_Aufgabe a:_ Wodurch wurde das Bauerndorf Guinsaugon laut dem Seitenauszug weltweit bekannt?

Teilweise werde ich Fotos umarbeiten, "hinigugma" ist uebrigens mein Nick in Philippinenforen - auch erlaube ich mir einige Textpassagen zu korrigieren bzw. aktualisieren. Ich lasse aber den Anfangspart (nun zeitlich falsch) wie im Original.
Anschliessend erfolgt die Erklaerung und die Details zu der von mir in's Leben gerufenen Hilfsaktion und deren Ende.


© 2006 abstinent

GUINSAUGON - Nachruf auf ein Dorf

Auf meiner erst vor Tagen beendeten Philippinen-Rundreise mit Bussen, Leihmopeds und vielen Booten, lag auch das malerische Bauerndorf Guinsaugon. Bekannt wurde es weltweit quasi über Nacht durch den verheerenden Erdrutsch.
Von der Katastrophe selbst kann ich nicht viel mehr berichten, als die Medien der Welt seitdem gebracht haben. Die Rettungsarbeiten sind in vollem Gange, aber selbst Tausende von Helfern haben seit Freitag abend (das ist nun drei Tage her) keine Überlebenden mehr bergen können.

_Gespeicherte Dateneinträge:_

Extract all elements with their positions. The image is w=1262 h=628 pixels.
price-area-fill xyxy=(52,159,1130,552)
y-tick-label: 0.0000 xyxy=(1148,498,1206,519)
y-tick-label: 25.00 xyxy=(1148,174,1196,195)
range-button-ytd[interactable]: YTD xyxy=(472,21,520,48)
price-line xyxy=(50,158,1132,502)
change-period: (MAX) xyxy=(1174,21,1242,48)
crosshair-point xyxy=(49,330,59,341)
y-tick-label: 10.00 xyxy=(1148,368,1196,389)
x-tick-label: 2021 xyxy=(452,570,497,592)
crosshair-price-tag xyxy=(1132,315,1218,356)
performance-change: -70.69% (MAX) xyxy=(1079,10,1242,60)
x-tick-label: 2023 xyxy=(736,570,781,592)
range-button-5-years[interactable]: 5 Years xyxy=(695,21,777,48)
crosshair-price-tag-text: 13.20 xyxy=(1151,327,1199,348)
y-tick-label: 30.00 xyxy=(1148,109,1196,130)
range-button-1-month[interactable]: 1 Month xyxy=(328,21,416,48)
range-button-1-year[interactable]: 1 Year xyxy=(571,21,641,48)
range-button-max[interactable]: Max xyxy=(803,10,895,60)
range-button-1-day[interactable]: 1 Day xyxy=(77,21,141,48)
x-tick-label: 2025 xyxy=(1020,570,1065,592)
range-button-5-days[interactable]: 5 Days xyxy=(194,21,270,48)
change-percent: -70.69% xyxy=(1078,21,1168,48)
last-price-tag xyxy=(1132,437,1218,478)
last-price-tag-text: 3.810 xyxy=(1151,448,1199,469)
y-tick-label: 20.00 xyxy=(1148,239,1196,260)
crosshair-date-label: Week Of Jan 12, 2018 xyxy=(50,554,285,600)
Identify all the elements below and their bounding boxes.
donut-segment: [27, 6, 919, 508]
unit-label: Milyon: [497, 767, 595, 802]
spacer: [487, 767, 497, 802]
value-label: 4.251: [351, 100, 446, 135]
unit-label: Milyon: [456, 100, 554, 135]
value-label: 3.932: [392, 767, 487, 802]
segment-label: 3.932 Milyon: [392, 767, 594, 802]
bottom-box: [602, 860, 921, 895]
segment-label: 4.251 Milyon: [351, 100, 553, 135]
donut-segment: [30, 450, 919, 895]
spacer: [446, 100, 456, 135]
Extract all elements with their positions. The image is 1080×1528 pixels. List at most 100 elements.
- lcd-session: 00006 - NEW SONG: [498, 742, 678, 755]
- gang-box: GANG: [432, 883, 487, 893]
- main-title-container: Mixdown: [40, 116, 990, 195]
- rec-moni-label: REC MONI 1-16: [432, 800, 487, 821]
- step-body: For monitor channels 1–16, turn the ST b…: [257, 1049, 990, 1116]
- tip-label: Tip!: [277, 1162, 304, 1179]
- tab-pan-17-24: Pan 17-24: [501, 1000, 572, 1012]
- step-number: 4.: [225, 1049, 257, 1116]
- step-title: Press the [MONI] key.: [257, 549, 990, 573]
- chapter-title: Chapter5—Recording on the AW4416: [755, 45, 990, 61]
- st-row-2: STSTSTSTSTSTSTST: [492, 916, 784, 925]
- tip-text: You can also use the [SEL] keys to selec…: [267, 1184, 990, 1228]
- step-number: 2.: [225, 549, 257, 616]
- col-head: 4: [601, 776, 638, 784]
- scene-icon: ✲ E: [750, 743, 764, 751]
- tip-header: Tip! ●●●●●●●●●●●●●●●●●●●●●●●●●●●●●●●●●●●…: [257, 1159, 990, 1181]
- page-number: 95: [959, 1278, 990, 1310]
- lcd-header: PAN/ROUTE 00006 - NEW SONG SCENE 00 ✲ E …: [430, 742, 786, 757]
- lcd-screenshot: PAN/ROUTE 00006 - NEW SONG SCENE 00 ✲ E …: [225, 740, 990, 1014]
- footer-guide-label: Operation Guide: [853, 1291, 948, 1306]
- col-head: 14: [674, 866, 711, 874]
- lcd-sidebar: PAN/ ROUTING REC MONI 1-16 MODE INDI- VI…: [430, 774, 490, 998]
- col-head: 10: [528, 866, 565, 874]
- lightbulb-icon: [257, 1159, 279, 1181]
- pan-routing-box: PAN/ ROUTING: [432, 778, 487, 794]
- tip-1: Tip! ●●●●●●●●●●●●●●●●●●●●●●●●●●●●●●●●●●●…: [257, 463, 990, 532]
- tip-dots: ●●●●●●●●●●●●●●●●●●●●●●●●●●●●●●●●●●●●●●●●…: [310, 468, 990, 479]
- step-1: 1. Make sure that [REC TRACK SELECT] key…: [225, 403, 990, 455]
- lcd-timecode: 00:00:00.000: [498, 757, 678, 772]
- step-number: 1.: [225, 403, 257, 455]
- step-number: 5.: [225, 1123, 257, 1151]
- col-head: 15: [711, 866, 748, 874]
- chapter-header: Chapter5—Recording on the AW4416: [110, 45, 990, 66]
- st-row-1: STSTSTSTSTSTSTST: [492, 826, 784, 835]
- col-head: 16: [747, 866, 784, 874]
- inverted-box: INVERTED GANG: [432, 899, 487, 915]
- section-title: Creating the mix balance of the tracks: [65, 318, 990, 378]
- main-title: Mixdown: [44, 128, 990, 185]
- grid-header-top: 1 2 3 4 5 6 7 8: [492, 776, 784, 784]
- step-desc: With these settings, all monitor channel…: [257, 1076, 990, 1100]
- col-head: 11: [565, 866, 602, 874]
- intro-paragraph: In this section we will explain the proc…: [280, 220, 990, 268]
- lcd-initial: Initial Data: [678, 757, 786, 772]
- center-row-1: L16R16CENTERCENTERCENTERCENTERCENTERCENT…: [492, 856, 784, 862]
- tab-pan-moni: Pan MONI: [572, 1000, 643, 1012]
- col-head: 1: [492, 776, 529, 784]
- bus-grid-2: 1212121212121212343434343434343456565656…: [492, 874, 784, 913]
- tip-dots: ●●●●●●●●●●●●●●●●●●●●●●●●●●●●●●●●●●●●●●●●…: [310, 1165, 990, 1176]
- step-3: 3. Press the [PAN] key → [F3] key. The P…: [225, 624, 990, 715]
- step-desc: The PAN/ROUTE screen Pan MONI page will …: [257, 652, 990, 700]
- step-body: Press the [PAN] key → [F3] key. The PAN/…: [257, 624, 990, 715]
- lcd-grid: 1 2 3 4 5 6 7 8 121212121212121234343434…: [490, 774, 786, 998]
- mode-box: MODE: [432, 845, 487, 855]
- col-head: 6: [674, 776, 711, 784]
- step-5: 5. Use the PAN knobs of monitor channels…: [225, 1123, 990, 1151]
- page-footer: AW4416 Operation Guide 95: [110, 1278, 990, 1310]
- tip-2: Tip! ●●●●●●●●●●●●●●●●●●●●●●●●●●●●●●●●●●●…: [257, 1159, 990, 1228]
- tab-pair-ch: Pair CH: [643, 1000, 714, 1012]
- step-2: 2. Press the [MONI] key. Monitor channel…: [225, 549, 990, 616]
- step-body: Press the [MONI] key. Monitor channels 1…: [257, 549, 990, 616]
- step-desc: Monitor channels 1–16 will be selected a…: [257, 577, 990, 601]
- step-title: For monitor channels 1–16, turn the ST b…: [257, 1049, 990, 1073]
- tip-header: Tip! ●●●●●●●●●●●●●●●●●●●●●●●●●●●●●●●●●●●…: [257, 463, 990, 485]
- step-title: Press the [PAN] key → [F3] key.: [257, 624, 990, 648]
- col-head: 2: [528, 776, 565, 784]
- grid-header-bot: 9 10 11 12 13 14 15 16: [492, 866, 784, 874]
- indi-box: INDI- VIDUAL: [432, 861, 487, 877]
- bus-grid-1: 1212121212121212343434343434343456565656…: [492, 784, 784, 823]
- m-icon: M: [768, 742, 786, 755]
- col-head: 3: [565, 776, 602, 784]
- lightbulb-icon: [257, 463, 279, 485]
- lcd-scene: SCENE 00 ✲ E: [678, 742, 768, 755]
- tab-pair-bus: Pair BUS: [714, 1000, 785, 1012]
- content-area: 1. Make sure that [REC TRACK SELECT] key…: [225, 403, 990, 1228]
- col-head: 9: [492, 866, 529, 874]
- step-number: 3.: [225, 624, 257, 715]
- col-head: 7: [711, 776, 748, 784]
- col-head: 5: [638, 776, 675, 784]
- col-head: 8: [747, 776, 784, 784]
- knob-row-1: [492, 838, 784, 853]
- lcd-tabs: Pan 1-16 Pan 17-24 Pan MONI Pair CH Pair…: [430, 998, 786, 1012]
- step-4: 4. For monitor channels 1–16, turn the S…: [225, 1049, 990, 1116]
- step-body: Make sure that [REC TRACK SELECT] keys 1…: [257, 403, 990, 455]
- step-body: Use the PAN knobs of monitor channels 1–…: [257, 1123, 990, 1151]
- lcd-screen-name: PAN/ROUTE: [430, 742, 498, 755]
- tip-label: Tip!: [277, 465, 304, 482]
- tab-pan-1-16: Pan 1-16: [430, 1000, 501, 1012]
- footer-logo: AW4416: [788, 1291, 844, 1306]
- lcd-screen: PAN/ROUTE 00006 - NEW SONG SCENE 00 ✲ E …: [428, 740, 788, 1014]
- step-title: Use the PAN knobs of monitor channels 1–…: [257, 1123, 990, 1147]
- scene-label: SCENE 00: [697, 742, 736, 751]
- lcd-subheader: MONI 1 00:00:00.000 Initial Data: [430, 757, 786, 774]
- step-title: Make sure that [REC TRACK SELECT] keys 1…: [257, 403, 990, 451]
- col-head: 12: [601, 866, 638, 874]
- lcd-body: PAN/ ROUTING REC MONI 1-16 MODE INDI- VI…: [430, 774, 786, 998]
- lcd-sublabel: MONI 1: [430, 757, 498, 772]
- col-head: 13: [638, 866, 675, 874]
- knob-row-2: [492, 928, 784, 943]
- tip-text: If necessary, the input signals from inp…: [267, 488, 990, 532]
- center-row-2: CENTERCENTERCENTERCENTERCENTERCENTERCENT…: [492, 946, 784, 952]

_Aufgabe b:_ Schreib die gespeicherten Einträge vom Anfang bis einschließlich der Zeile mit „price-line xyxy=(50,158,1132,502)“ Zeichen für Zeichen ab.

_Richtige Antwort a:_ Durch den verheerenden Erdrutsch.

_Richtige Antwort b:_
Extract all elements with their positions. The image is w=1262 h=628 pixels.
price-area-fill xyxy=(52,159,1130,552)
y-tick-label: 0.0000 xyxy=(1148,498,1206,519)
y-tick-label: 25.00 xyxy=(1148,174,1196,195)
range-button-ytd[interactable]: YTD xyxy=(472,21,520,48)
price-line xyxy=(50,158,1132,502)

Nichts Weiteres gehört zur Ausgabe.